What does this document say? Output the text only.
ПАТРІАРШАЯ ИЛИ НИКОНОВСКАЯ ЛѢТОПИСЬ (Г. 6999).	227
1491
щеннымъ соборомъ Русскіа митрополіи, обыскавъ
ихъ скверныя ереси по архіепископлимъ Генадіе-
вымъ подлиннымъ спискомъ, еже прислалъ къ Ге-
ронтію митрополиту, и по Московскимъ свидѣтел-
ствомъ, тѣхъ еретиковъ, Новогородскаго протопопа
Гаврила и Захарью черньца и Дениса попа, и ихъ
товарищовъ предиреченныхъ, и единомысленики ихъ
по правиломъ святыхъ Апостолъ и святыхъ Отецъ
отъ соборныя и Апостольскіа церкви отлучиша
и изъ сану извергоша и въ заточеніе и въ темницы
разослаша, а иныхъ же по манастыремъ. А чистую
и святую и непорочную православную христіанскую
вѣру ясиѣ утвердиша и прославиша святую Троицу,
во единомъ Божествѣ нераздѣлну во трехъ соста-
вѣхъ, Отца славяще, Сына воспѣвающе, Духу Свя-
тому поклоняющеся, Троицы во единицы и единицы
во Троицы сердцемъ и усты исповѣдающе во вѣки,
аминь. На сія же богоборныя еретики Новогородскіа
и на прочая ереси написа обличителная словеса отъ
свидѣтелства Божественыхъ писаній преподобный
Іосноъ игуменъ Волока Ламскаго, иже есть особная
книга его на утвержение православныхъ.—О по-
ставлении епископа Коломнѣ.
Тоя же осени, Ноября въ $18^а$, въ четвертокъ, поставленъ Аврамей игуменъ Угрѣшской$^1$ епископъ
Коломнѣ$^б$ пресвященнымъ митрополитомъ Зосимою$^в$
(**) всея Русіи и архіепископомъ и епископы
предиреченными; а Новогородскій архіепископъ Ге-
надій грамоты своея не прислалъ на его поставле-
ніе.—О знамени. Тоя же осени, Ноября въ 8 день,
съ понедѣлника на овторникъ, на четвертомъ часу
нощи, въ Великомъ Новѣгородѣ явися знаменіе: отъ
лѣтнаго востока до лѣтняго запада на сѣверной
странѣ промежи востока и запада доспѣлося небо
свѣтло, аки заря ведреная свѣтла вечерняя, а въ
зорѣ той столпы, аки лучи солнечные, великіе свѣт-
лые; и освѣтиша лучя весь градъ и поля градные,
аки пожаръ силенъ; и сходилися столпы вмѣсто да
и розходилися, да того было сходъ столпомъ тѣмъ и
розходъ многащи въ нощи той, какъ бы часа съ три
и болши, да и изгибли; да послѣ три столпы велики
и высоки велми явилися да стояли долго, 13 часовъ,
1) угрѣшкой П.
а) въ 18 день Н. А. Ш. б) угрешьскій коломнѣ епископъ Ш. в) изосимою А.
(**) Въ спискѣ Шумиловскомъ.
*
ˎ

▸ **EXERCISE TASK**:
Extract each line holding the word "Ноября" from the records.

▸ **ANSWER FOR THE TASK**:
Тоя же осени, Ноября въ $18^а$, въ четвертокъ, поставленъ Аврамей игуменъ Угрѣшской$^1$ епископъ
ніе.—О знамени. Тоя же осени, Ноября въ 8 день,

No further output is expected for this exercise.